## WRITTEN EXERCISE
Return all lines in the material below that contain "maximum".

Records
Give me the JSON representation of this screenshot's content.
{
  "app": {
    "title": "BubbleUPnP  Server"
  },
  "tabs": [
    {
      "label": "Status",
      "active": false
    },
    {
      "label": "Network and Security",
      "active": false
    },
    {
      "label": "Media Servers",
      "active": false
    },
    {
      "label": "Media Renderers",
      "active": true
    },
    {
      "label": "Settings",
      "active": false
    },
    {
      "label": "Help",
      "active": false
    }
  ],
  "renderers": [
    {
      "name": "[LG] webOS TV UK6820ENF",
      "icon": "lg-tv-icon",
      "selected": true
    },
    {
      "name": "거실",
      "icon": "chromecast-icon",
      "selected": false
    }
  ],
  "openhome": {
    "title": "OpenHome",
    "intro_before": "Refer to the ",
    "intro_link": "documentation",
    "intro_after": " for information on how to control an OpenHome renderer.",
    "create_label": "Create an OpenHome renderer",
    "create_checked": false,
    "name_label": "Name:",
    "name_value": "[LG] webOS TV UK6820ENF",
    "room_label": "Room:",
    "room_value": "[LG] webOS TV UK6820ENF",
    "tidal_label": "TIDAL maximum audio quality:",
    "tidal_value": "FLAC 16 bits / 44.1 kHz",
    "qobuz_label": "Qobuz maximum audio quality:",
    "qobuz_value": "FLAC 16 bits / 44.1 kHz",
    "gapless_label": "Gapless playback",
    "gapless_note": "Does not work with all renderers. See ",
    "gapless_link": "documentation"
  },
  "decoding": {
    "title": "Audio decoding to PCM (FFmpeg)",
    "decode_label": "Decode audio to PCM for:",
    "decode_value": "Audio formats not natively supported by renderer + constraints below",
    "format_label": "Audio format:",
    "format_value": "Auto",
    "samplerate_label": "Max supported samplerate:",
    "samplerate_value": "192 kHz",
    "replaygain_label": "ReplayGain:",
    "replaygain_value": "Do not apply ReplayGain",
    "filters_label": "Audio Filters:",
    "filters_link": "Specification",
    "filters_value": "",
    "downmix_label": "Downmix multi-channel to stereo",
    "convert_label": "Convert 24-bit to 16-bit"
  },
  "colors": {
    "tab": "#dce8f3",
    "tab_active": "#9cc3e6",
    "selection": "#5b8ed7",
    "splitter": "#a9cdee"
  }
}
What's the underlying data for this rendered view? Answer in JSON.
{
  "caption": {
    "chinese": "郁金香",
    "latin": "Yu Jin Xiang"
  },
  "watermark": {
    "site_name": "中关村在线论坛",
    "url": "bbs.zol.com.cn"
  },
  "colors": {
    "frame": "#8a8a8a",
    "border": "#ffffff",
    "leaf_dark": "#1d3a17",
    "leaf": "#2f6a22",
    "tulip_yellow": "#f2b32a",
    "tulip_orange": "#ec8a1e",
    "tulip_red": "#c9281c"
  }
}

## WRITTEN RESPONSE
    "tidal_label": "TIDAL maximum audio quality:",
    "qobuz_label": "Qobuz maximum audio quality:",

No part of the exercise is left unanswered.